** begin **

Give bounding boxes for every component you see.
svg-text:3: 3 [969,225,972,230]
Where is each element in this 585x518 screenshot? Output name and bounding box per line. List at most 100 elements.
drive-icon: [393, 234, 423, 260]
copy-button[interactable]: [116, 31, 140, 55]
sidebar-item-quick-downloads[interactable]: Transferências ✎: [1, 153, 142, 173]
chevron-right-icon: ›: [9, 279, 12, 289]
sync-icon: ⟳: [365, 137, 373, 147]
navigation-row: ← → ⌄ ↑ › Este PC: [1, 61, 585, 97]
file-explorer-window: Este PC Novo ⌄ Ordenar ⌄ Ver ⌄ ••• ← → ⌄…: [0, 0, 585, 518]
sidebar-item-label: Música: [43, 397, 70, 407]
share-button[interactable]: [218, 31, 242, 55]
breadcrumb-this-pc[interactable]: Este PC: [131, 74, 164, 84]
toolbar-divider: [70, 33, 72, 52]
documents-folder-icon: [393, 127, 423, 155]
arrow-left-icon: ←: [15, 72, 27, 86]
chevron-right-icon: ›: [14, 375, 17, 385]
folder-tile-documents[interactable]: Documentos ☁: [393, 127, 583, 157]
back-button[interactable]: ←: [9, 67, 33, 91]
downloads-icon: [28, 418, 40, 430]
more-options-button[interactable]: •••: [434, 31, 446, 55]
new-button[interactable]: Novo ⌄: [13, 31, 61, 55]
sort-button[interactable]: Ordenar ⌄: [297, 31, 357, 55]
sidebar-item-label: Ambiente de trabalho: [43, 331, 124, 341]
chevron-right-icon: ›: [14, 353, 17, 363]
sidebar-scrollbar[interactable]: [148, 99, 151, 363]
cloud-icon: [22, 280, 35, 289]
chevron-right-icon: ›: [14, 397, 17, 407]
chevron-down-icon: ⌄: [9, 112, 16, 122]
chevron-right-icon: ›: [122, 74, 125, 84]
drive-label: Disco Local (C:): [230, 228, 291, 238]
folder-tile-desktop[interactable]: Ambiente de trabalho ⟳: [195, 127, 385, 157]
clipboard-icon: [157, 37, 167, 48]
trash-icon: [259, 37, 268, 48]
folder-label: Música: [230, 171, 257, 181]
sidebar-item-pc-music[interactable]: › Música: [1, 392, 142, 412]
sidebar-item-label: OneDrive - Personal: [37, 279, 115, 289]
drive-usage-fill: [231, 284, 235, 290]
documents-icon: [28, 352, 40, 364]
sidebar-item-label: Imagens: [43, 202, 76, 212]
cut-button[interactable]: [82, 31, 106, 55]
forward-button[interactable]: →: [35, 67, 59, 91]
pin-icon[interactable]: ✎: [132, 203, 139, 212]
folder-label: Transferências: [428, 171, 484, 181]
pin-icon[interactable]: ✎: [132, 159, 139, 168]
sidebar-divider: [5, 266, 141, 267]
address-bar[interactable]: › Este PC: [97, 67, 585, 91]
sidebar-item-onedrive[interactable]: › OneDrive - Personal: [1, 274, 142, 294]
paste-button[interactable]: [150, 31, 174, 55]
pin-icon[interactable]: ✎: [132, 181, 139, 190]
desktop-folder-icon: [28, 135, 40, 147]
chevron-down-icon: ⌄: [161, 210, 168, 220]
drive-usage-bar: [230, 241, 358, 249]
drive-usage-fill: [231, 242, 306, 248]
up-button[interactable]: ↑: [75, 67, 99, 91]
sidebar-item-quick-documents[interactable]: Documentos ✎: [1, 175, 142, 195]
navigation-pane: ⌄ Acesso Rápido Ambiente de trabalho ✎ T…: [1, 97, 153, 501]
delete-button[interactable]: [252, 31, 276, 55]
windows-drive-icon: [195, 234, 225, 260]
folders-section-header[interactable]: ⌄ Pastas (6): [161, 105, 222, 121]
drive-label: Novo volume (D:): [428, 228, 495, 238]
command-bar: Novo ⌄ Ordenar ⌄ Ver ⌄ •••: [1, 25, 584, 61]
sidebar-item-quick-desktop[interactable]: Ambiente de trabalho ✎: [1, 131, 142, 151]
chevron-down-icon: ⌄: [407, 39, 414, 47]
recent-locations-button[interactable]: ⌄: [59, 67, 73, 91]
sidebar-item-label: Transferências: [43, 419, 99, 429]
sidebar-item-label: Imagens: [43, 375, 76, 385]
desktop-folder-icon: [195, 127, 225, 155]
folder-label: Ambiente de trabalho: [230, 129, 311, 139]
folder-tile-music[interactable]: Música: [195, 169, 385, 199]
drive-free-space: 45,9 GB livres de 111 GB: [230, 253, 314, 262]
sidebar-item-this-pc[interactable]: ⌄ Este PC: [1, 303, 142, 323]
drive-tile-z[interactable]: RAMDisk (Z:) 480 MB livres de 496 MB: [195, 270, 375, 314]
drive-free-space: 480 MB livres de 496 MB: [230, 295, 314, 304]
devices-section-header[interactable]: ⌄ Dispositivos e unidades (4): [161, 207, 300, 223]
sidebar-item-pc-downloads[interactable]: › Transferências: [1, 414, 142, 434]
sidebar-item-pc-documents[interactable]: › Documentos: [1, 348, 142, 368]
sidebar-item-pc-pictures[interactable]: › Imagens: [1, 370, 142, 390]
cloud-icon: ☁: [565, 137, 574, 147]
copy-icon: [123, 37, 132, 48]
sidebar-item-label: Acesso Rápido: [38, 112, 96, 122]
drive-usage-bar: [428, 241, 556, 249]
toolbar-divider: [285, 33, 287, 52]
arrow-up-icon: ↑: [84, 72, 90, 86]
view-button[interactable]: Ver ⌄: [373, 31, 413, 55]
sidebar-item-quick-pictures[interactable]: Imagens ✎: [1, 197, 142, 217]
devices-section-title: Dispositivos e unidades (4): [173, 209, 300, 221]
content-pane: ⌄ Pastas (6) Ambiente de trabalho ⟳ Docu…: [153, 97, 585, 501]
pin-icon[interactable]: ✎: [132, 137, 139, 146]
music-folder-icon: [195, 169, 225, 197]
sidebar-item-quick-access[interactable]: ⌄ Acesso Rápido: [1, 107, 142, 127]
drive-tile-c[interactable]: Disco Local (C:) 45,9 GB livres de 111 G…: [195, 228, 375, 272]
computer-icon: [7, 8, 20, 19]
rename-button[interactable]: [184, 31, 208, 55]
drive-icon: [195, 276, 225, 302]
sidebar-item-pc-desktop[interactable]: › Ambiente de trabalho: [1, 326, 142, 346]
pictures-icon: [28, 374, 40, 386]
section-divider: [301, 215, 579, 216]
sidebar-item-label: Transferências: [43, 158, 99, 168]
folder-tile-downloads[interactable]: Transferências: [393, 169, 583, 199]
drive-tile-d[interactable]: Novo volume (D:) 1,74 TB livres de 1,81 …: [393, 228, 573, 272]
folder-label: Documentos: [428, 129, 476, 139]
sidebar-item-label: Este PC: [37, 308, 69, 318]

** end **

→ **WHAT IS EXPECTED**
Please transcribe all of the rows above, keeping each line exactly as it appears.

→ **COMPLETED EXERCISE**
Give bounding boxes for every component you see.
svg-text:3: 3 [969,225,972,230]
Where is each element in this 585x518 screenshot? Output name and bounding box per line. List at most 100 elements.
drive-icon: [393, 234, 423, 260]
copy-button[interactable]: [116, 31, 140, 55]
sidebar-item-quick-downloads[interactable]: Transferências ✎: [1, 153, 142, 173]
chevron-right-icon: ›: [9, 279, 12, 289]
sync-icon: ⟳: [365, 137, 373, 147]
navigation-row: ← → ⌄ ↑ › Este PC: [1, 61, 585, 97]
file-explorer-window: Este PC Novo ⌄ Ordenar ⌄ Ver ⌄ ••• ← → ⌄…: [0, 0, 585, 518]
sidebar-item-label: Música: [43, 397, 70, 407]
share-button[interactable]: [218, 31, 242, 55]
breadcrumb-this-pc[interactable]: Este PC: [131, 74, 164, 84]
toolbar-divider: [70, 33, 72, 52]
documents-folder-icon: [393, 127, 423, 155]
arrow-left-icon: ←: [15, 72, 27, 86]
chevron-right-icon: ›: [14, 375, 17, 385]
folder-tile-documents[interactable]: Documentos ☁: [393, 127, 583, 157]
back-button[interactable]: ←: [9, 67, 33, 91]
downloads-icon: [28, 418, 40, 430]
more-options-button[interactable]: •••: [434, 31, 446, 55]
new-button[interactable]: Novo ⌄: [13, 31, 61, 55]
sort-button[interactable]: Ordenar ⌄: [297, 31, 357, 55]
sidebar-item-label: Ambiente de trabalho: [43, 331, 124, 341]
chevron-right-icon: ›: [14, 353, 17, 363]
sidebar-scrollbar[interactable]: [148, 99, 151, 363]
cloud-icon: [22, 280, 35, 289]
chevron-right-icon: ›: [14, 397, 17, 407]
chevron-down-icon: ⌄: [9, 112, 16, 122]
chevron-right-icon: ›: [122, 74, 125, 84]
drive-label: Disco Local (C:): [230, 228, 291, 238]
folder-tile-desktop[interactable]: Ambiente de trabalho ⟳: [195, 127, 385, 157]
clipboard-icon: [157, 37, 167, 48]
trash-icon: [259, 37, 268, 48]
folder-label: Música: [230, 171, 257, 181]
sidebar-item-pc-music[interactable]: › Música: [1, 392, 142, 412]
sidebar-item-label: OneDrive - Personal: [37, 279, 115, 289]
drive-usage-fill: [231, 284, 235, 290]
documents-icon: [28, 352, 40, 364]
sidebar-item-label: Imagens: [43, 202, 76, 212]
cut-button[interactable]: [82, 31, 106, 55]
forward-button[interactable]: →: [35, 67, 59, 91]
pin-icon[interactable]: ✎: [132, 203, 139, 212]
folder-label: Transferências: [428, 171, 484, 181]
pin-icon[interactable]: ✎: [132, 159, 139, 168]
sidebar-divider: [5, 266, 141, 267]
address-bar[interactable]: › Este PC: [97, 67, 585, 91]
sidebar-item-onedrive[interactable]: › OneDrive - Personal: [1, 274, 142, 294]
paste-button[interactable]: [150, 31, 174, 55]
pin-icon[interactable]: ✎: [132, 181, 139, 190]
desktop-folder-icon: [28, 135, 40, 147]
chevron-down-icon: ⌄: [161, 210, 168, 220]
drive-usage-bar: [230, 241, 358, 249]
drive-usage-fill: [231, 242, 306, 248]
up-button[interactable]: ↑: [75, 67, 99, 91]
sidebar-item-quick-documents[interactable]: Documentos ✎: [1, 175, 142, 195]
navigation-pane: ⌄ Acesso Rápido Ambiente de trabalho ✎ T…: [1, 97, 153, 501]
delete-button[interactable]: [252, 31, 276, 55]
windows-drive-icon: [195, 234, 225, 260]
folders-section-header[interactable]: ⌄ Pastas (6): [161, 105, 222, 121]
drive-label: Novo volume (D:): [428, 228, 495, 238]
command-bar: Novo ⌄ Ordenar ⌄ Ver ⌄ •••: [1, 25, 584, 61]
sidebar-item-quick-desktop[interactable]: Ambiente de trabalho ✎: [1, 131, 142, 151]
chevron-down-icon: ⌄: [407, 39, 414, 47]
recent-locations-button[interactable]: ⌄: [59, 67, 73, 91]
sidebar-item-label: Transferências: [43, 419, 99, 429]
sidebar-item-label: Imagens: [43, 375, 76, 385]
desktop-folder-icon: [195, 127, 225, 155]
folder-label: Ambiente de trabalho: [230, 129, 311, 139]
folder-tile-music[interactable]: Música: [195, 169, 385, 199]
drive-free-space: 45,9 GB livres de 111 GB: [230, 253, 314, 262]
sidebar-item-this-pc[interactable]: ⌄ Este PC: [1, 303, 142, 323]
drive-tile-z[interactable]: RAMDisk (Z:) 480 MB livres de 496 MB: [195, 270, 375, 314]
drive-free-space: 480 MB livres de 496 MB: [230, 295, 314, 304]
devices-section-header[interactable]: ⌄ Dispositivos e unidades (4): [161, 207, 300, 223]
sidebar-item-pc-downloads[interactable]: › Transferências: [1, 414, 142, 434]
sidebar-item-pc-documents[interactable]: › Documentos: [1, 348, 142, 368]
sidebar-item-pc-pictures[interactable]: › Imagens: [1, 370, 142, 390]
cloud-icon: ☁: [565, 137, 574, 147]
copy-icon: [123, 37, 132, 48]
sidebar-item-label: Acesso Rápido: [38, 112, 96, 122]
drive-usage-bar: [428, 241, 556, 249]
toolbar-divider: [285, 33, 287, 52]
arrow-up-icon: ↑: [84, 72, 90, 86]
view-button[interactable]: Ver ⌄: [373, 31, 413, 55]
sidebar-item-quick-pictures[interactable]: Imagens ✎: [1, 197, 142, 217]
devices-section-title: Dispositivos e unidades (4): [173, 209, 300, 221]
content-pane: ⌄ Pastas (6) Ambiente de trabalho ⟳ Docu…: [153, 97, 585, 501]
pin-icon[interactable]: ✎: [132, 137, 139, 146]
music-folder-icon: [195, 169, 225, 197]
sidebar-item-quick-access[interactable]: ⌄ Acesso Rápido: [1, 107, 142, 127]
drive-tile-c[interactable]: Disco Local (C:) 45,9 GB livres de 111 G…: [195, 228, 375, 272]
computer-icon: [7, 8, 20, 19]
rename-button[interactable]: [184, 31, 208, 55]
drive-icon: [195, 276, 225, 302]
sidebar-item-pc-desktop[interactable]: › Ambiente de trabalho: [1, 326, 142, 346]
pictures-icon: [28, 374, 40, 386]
section-divider: [301, 215, 579, 216]
sidebar-item-label: Transferências: [43, 158, 99, 168]
folder-tile-downloads[interactable]: Transferências: [393, 169, 583, 199]
drive-tile-d[interactable]: Novo volume (D:) 1,74 TB livres de 1,81 …: [393, 228, 573, 272]
folder-label: Documentos: [428, 129, 476, 139]
sidebar-item-label: Este PC: [37, 308, 69, 318]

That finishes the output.